(Rows from a layout dataset)

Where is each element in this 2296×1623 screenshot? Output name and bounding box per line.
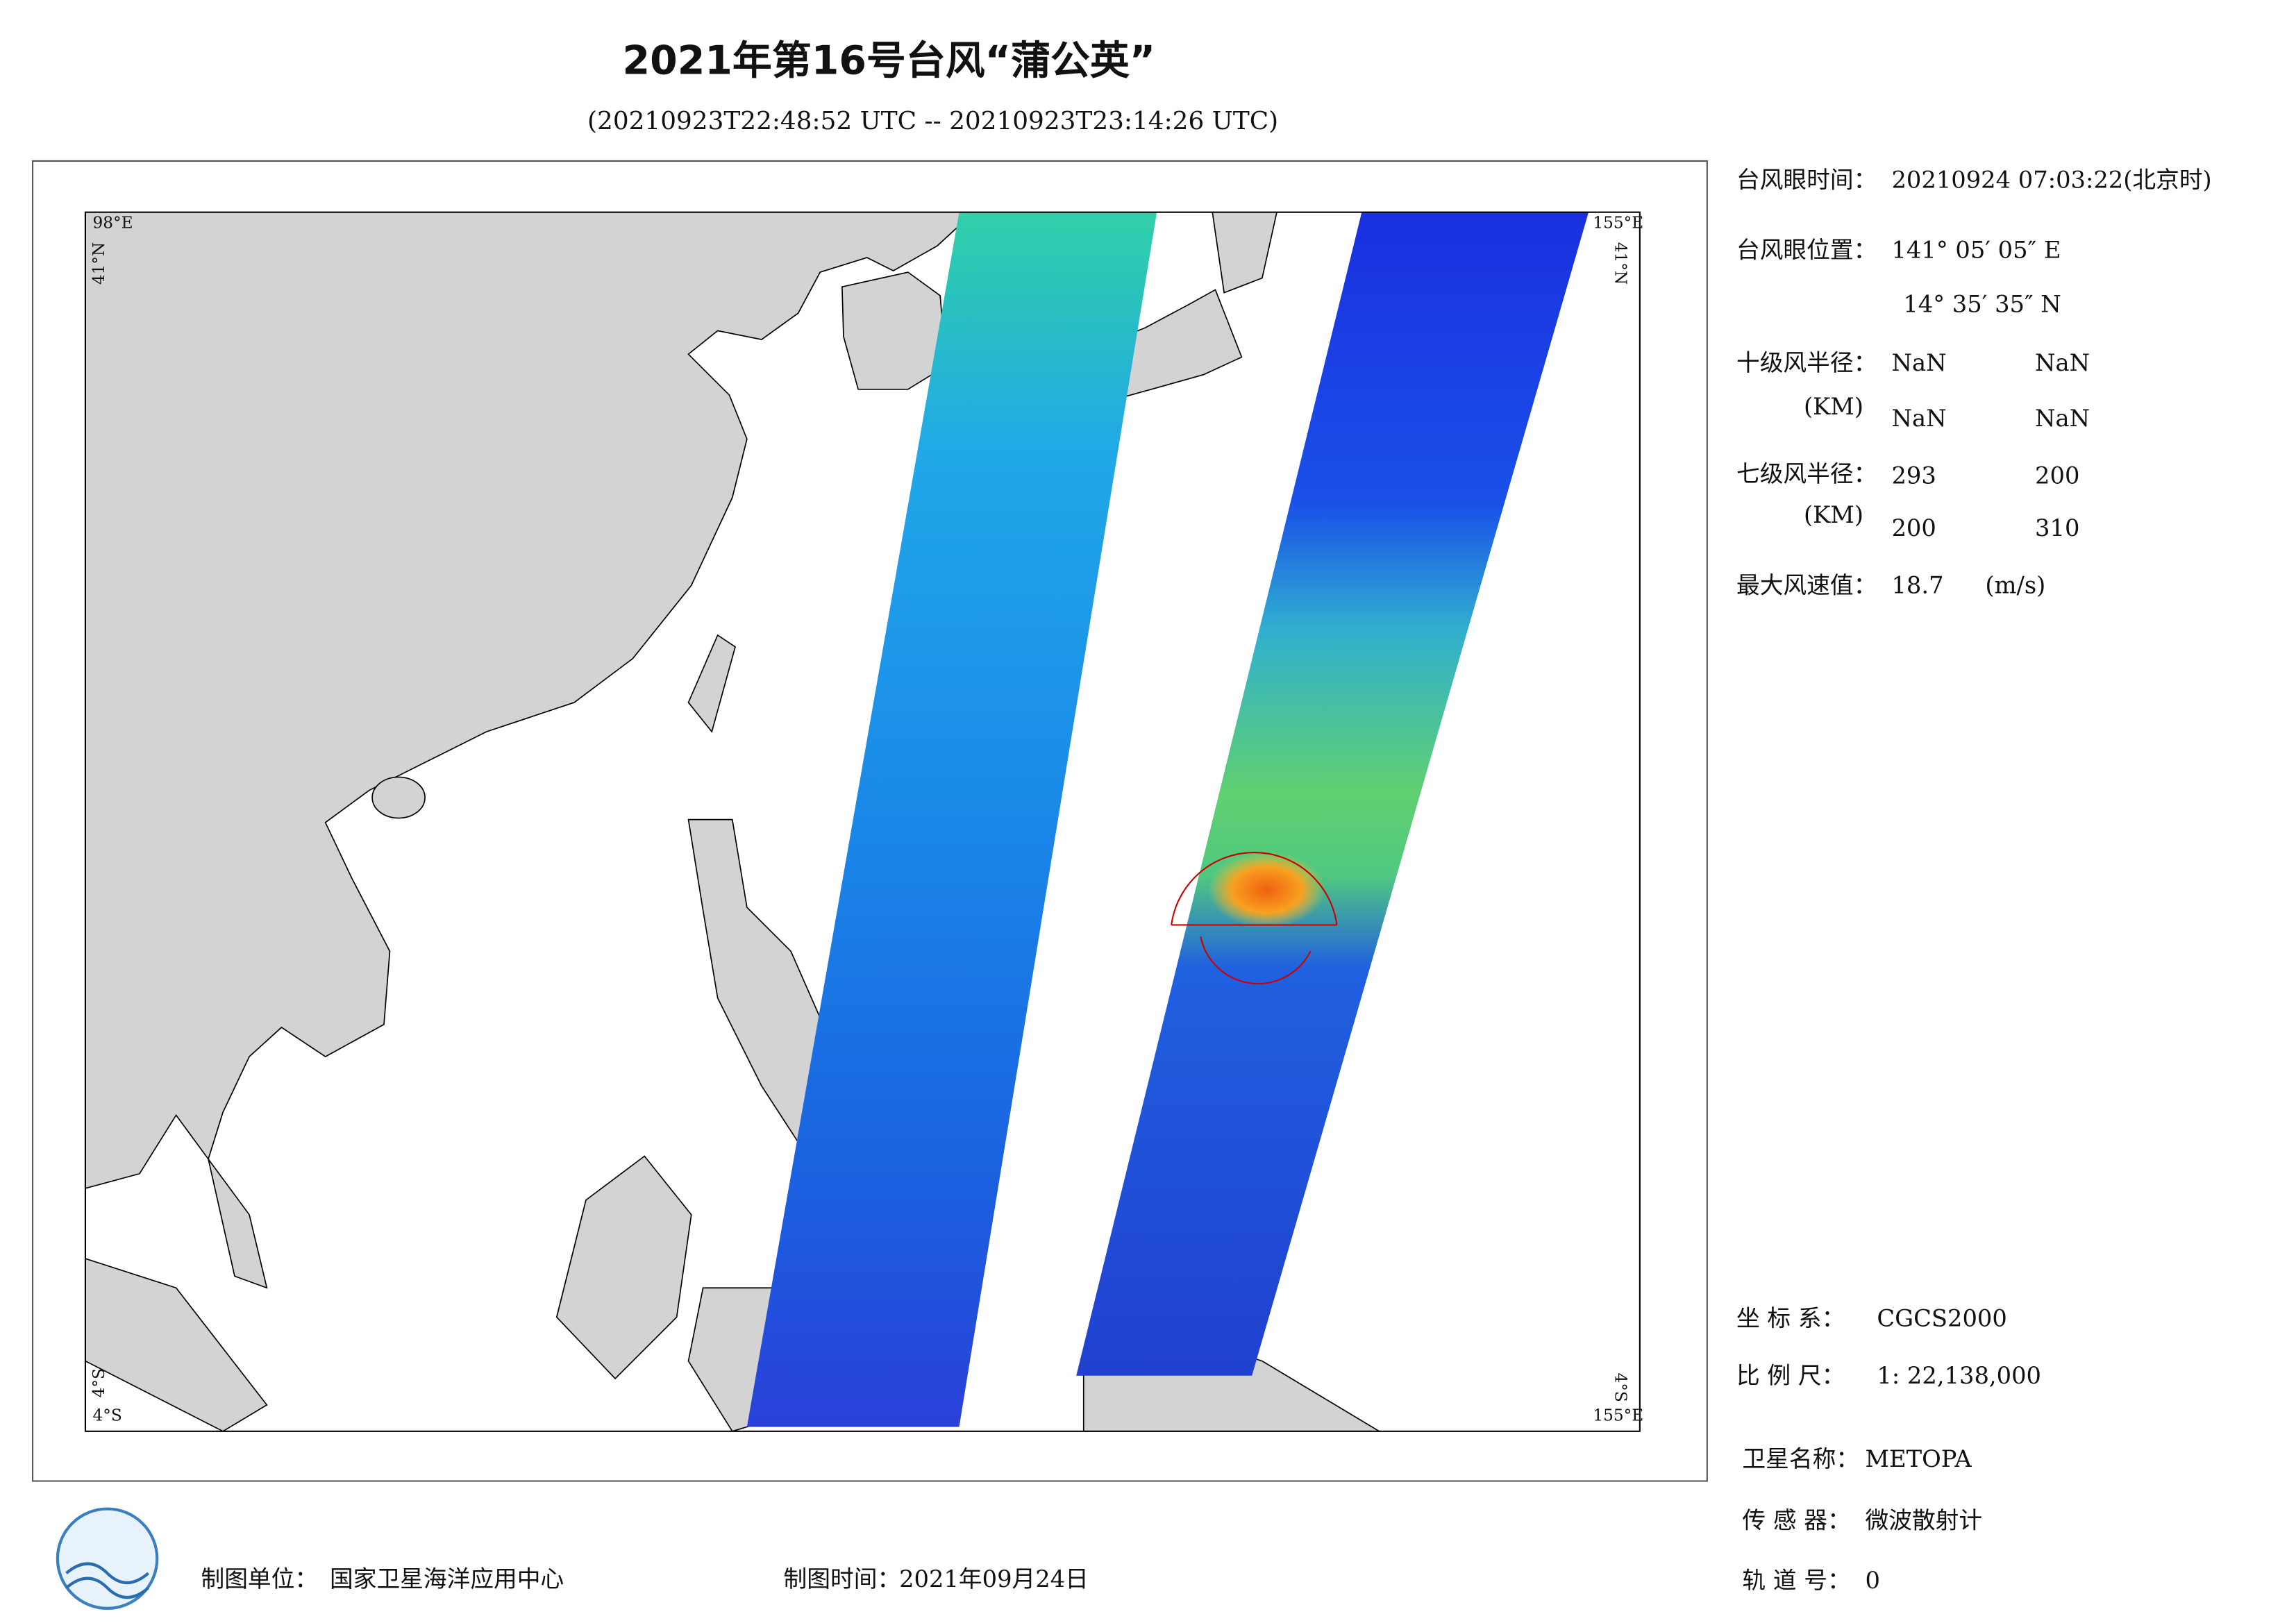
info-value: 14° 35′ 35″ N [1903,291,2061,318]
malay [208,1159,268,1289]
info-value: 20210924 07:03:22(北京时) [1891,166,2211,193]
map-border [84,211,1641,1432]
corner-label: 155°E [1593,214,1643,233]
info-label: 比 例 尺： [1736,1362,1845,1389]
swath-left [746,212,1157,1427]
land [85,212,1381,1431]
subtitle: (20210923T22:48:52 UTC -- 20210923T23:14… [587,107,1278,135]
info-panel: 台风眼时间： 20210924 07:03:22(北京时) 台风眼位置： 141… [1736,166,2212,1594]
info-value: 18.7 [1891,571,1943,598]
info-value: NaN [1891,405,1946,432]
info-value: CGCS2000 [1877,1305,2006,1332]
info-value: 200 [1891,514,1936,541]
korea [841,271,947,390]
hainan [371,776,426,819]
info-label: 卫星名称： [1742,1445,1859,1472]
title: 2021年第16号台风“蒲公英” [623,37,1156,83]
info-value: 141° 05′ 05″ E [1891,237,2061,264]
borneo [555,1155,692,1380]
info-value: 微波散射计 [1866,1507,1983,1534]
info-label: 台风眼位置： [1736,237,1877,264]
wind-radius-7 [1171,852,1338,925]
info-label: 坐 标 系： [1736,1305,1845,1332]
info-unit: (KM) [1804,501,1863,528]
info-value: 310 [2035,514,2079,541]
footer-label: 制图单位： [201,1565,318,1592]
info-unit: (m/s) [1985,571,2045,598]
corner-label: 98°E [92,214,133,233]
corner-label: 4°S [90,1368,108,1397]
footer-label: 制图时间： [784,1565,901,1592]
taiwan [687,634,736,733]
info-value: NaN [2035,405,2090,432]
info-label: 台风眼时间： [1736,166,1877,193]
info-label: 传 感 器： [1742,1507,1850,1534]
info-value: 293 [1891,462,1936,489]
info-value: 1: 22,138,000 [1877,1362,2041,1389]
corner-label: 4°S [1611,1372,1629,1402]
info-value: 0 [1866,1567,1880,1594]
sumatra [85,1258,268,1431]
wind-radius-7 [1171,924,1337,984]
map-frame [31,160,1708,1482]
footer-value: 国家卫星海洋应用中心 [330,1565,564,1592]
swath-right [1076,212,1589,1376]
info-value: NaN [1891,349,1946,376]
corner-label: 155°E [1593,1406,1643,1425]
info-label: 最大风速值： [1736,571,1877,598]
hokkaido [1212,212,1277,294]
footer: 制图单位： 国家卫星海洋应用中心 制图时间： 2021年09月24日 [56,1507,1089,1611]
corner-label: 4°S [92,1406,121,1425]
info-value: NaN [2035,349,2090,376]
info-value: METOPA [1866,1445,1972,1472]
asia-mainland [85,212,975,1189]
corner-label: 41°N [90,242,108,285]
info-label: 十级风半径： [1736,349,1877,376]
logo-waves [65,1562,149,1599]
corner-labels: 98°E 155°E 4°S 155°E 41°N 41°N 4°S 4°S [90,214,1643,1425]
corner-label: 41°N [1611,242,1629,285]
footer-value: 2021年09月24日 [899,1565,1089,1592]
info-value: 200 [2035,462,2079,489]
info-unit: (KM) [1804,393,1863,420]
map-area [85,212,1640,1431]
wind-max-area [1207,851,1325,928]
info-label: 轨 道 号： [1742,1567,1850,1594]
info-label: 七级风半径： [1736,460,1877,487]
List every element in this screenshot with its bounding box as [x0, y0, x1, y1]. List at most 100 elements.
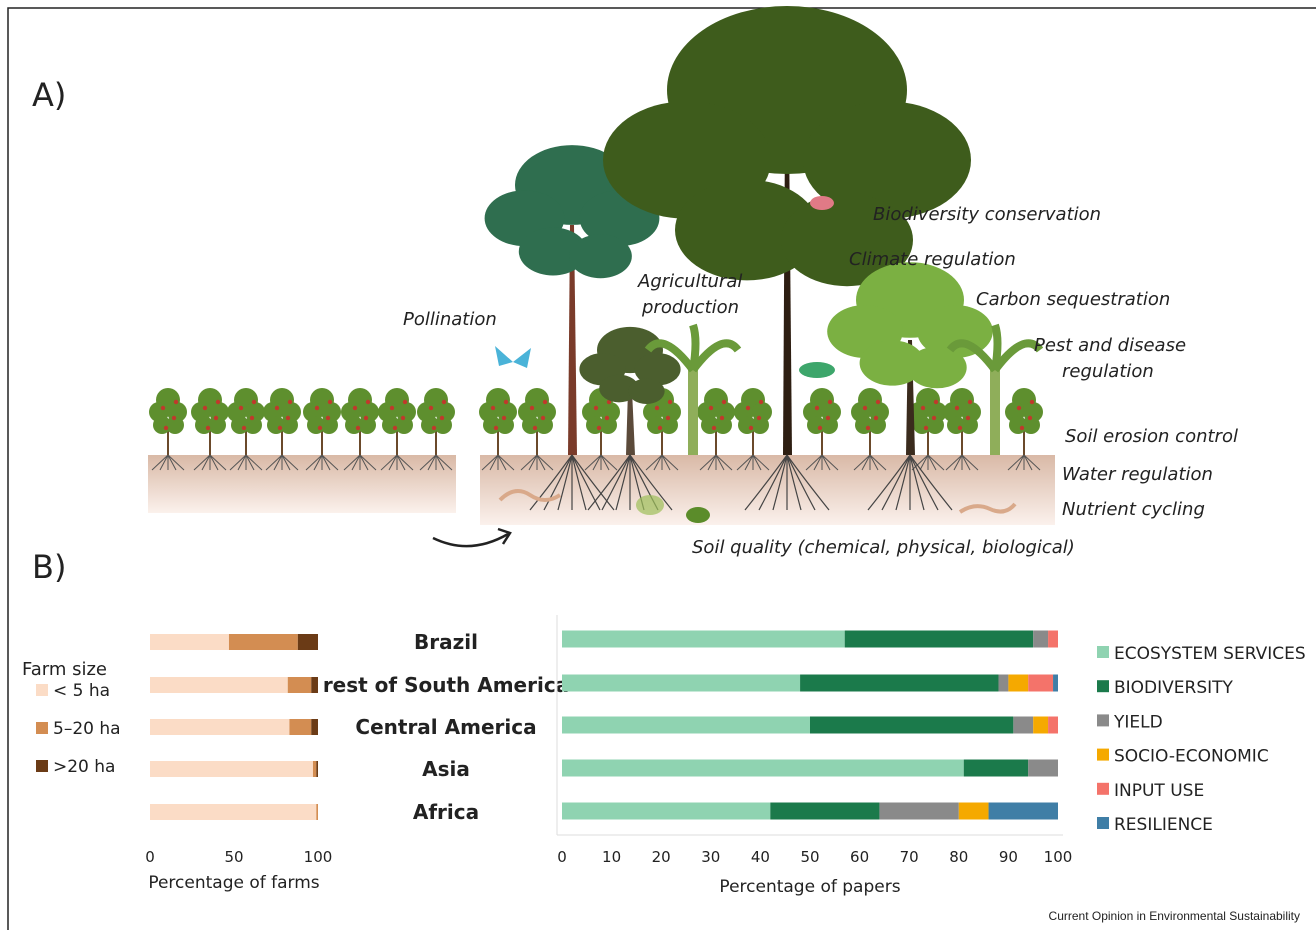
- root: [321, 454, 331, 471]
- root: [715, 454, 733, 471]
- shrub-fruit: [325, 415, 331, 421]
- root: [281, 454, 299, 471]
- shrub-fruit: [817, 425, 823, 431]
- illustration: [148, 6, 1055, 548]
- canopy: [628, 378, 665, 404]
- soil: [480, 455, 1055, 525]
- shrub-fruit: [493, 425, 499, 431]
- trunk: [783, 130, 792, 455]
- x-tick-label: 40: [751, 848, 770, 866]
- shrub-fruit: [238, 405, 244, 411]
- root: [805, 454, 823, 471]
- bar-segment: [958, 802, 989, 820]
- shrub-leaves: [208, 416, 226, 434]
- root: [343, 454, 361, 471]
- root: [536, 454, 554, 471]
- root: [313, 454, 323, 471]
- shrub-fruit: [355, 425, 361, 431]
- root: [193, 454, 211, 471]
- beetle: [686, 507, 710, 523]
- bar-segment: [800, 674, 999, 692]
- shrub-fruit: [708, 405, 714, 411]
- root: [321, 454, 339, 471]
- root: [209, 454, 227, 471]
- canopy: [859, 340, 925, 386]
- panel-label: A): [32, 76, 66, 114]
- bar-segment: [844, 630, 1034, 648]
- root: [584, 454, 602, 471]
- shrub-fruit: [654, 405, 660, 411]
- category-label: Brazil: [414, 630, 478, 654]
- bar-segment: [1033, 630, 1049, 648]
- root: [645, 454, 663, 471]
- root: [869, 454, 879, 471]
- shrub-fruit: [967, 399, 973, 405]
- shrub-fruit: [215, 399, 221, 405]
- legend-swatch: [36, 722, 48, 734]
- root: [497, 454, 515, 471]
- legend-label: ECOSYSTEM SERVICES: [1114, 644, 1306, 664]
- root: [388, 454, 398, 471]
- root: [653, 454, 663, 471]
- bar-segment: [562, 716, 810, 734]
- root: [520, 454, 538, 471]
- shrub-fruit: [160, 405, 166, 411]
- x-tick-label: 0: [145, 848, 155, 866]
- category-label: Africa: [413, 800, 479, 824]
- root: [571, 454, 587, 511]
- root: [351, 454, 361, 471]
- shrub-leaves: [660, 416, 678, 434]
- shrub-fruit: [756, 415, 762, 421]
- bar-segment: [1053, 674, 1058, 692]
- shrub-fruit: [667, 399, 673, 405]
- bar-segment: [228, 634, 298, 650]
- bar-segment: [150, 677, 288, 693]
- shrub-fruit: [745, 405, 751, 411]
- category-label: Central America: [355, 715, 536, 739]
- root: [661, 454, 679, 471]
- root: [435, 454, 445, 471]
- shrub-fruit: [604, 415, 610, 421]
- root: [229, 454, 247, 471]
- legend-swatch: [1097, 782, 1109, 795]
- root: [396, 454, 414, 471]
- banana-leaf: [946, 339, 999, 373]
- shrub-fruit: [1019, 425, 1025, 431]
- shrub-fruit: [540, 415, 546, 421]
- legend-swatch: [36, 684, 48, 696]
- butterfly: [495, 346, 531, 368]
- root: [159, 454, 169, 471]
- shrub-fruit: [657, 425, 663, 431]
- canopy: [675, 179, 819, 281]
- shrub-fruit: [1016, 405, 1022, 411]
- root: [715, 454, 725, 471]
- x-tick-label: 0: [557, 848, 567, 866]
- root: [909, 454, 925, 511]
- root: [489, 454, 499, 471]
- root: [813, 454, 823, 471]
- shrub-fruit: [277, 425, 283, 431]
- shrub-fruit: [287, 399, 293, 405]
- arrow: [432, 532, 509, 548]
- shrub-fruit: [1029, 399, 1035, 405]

▸ **Task goal**
Lay out every line of the material above as a numbered list, skipping blank lines and leaving out the pictures.

▸ **Task output**
1. Where is each element in this 2296×1623 screenshot? Output name and bounding box per line.
2. info-value: 14° 35′ 35″ N [1903,291,2061,318]
3. malay [208,1159,268,1289]
4. info-value: 20210924 07:03:22(北京时) [1891,166,2211,193]
5. map-border [84,211,1641,1432]
6. corner-label: 155°E [1593,214,1643,233]
7. info-label: 比 例 尺： [1736,1362,1845,1389]
8. swath-left [746,212,1157,1427]
9. land [85,212,1381,1431]
10. subtitle: (20210923T22:48:52 UTC -- 20210923T23:14… [587,107,1278,135]
11. info-panel: 台风眼时间： 20210924 07:03:22(北京时) 台风眼位置： 141… [1736,166,2212,1594]
12. info-value: 18.7 [1891,571,1943,598]
13. info-value: NaN [1891,405,1946,432]
14. info-value: CGCS2000 [1877,1305,2006,1332]
15. info-value: 200 [1891,514,1936,541]
16. korea [841,271,947,390]
17. hainan [371,776,426,819]
18. info-label: 卫星名称： [1742,1445,1859,1472]
19. title: 2021年第16号台风“蒲公英” [623,37,1156,83]
20. info-value: 141° 05′ 05″ E [1891,237,2061,264]
21. borneo [555,1155,692,1380]
22. info-value: 微波散射计 [1866,1507,1983,1534]
23. info-label: 台风眼位置： [1736,237,1877,264]
24. wind-radius-7 [1171,852,1338,925]
25. info-label: 坐 标 系： [1736,1305,1845,1332]
26. info-unit: (KM) [1804,501,1863,528]
27. info-value: 310 [2035,514,2079,541]
28. footer-label: 制图单位： [201,1565,318,1592]
29. info-unit: (m/s) [1985,571,2045,598]
30. corner-label: 98°E [92,214,133,233]
31. corner-label: 4°S [90,1368,108,1397]
32. footer-label: 制图时间： [784,1565,901,1592]
33. taiwan [687,634,736,733]
34. info-value: NaN [2035,405,2090,432]
35. info-label: 台风眼时间： [1736,166,1877,193]
36. info-label: 传 感 器： [1742,1507,1850,1534]
37. info-value: 293 [1891,462,1936,489]
38. info-value: 1: 22,138,000 [1877,1362,2041,1389]
39. corner-label: 4°S [1611,1372,1629,1402]
40. info-value: 0 [1866,1567,1880,1594]
41. sumatra [85,1258,268,1431]
42. wind-radius-7 [1171,924,1337,984]
43. map-frame [31,160,1708,1482]
44. footer-value: 国家卫星海洋应用中心 [330,1565,564,1592]
45. swath-right [1076,212,1589,1376]
46. info-value: NaN [1891,349,1946,376]
47. corner-label: 155°E [1593,1406,1643,1425]
48. info-label: 最大风速值： [1736,571,1877,598]
49. hokkaido [1212,212,1277,294]
50. footer: 制图单位： 国家卫星海洋应用中心 制图时间： 2021年09月24日 [56,1507,1089,1611]
51. corner-label: 4°S [92,1406,121,1425]
52. info-value: NaN [2035,349,2090,376]
53. info-value: METOPA [1866,1445,1972,1472]
54. asia-mainland [85,212,975,1189]
55. corner-label: 41°N [90,242,108,285]
56. info-label: 十级风半径： [1736,349,1877,376]
57. logo-waves [65,1562,149,1599]
58. corner-labels: 98°E 155°E 4°S 155°E 41°N 41°N 4°S 4°S [90,214,1643,1425]
59. corner-label: 41°N [1611,242,1629,285]
60. footer-value: 2021年09月24日 [899,1565,1089,1592]
61. info-value: 200 [2035,462,2079,489]
62. info-unit: (KM) [1804,393,1863,420]
63. map-area [85,212,1640,1431]
64. wind-max-area [1207,851,1325,928]
65. info-label: 轨 道 号： [1742,1567,1850,1594]
66. info-label: 七级风半径： [1736,460,1877,487]
67. List every element in this screenshot with its bounding box as [x0, y0, x1, y1]. List at most 100 elements.
68. - root: [321, 454, 331, 471]
69. - root: [715, 454, 733, 471]
70. - shrub-fruit: [325, 415, 331, 421]
71. - root: [281, 454, 299, 471]
72. - shrub-fruit: [817, 425, 823, 431]
73. - illustration: [148, 6, 1055, 548]
74. - canopy: [628, 378, 665, 404]
75. - soil: [480, 455, 1055, 525]
76. - shrub-fruit: [493, 425, 499, 431]
77. - trunk: [783, 130, 792, 455]
78. - x-tick-label: 40: [751, 848, 770, 866]
79. - shrub-fruit: [238, 405, 244, 411]
80. - root: [805, 454, 823, 471]
81. - bar-segment: [958, 802, 989, 820]
82. - shrub-leaves: [208, 416, 226, 434]
83. - root: [343, 454, 361, 471]
84. - root: [536, 454, 554, 471]
85. - root: [313, 454, 323, 471]
86. - shrub-fruit: [355, 425, 361, 431]
87. - root: [193, 454, 211, 471]
88. - beetle: [686, 507, 710, 523]
89. - bar-segment: [800, 674, 999, 692]
90. - shrub-fruit: [708, 405, 714, 411]
91. - root: [321, 454, 339, 471]
92. - root: [209, 454, 227, 471]
93. - canopy: [859, 340, 925, 386]
94. - panel-label: A): [32, 76, 66, 114]
95. - bar-segment: [844, 630, 1034, 648]
96. - root: [584, 454, 602, 471]
97. - shrub-fruit: [654, 405, 660, 411]
98. - category-label: Brazil: [414, 630, 478, 654]
99. - bar-segment: [1033, 630, 1049, 648]
100. - root: [645, 454, 663, 471]
101. - root: [869, 454, 879, 471]
102. - shrub-fruit: [967, 399, 973, 405]
103. - shrub-fruit: [215, 399, 221, 405]
104. - legend-swatch: [36, 722, 48, 734]
105. - root: [497, 454, 515, 471]
106. - legend-label: ECOSYSTEM SERVICES: [1114, 644, 1306, 664]
107. - root: [388, 454, 398, 471]
108. - root: [653, 454, 663, 471]
109. - bar-segment: [562, 716, 810, 734]
110. - root: [520, 454, 538, 471]
111. - shrub-fruit: [160, 405, 166, 411]
112. - x-tick-label: 0: [145, 848, 155, 866]
113. - category-label: Africa: [413, 800, 479, 824]
114. - root: [571, 454, 587, 511]
115. - root: [351, 454, 361, 471]
116. - shrub-leaves: [660, 416, 678, 434]
117. - shrub-fruit: [756, 415, 762, 421]
118. - bar-segment: [1053, 674, 1058, 692]
119. - shrub-fruit: [667, 399, 673, 405]
120. - bar-segment: [228, 634, 298, 650]
121. - bar-segment: [150, 677, 288, 693]
122. - shrub-fruit: [745, 405, 751, 411]
123. - category-label: Central America: [355, 715, 536, 739]
124. - root: [661, 454, 679, 471]
125. - root: [435, 454, 445, 471]
126. - shrub-fruit: [604, 415, 610, 421]
127. - root: [229, 454, 247, 471]
128. - legend-swatch: [1097, 782, 1109, 795]
129. - root: [396, 454, 414, 471]
130. - banana-leaf: [946, 339, 999, 373]
131. - shrub-fruit: [1019, 425, 1025, 431]
132. - shrub-fruit: [540, 415, 546, 421]
133. - legend-swatch: [36, 684, 48, 696]
134. - butterfly: [495, 346, 531, 368]
135. - root: [159, 454, 169, 471]
136. - shrub-fruit: [657, 425, 663, 431]
137. - canopy: [675, 179, 819, 281]
138. - shrub-fruit: [1016, 405, 1022, 411]
139. - root: [715, 454, 725, 471]
140. - x-tick-label: 0: [557, 848, 567, 866]
141. - root: [909, 454, 925, 511]
142. - root: [489, 454, 499, 471]
143. - root: [813, 454, 823, 471]
144. - shrub-fruit: [277, 425, 283, 431]
145. - shrub-fruit: [287, 399, 293, 405]
146. - arrow: [432, 532, 509, 548]
147. - shrub-fruit: [1029, 399, 1035, 405]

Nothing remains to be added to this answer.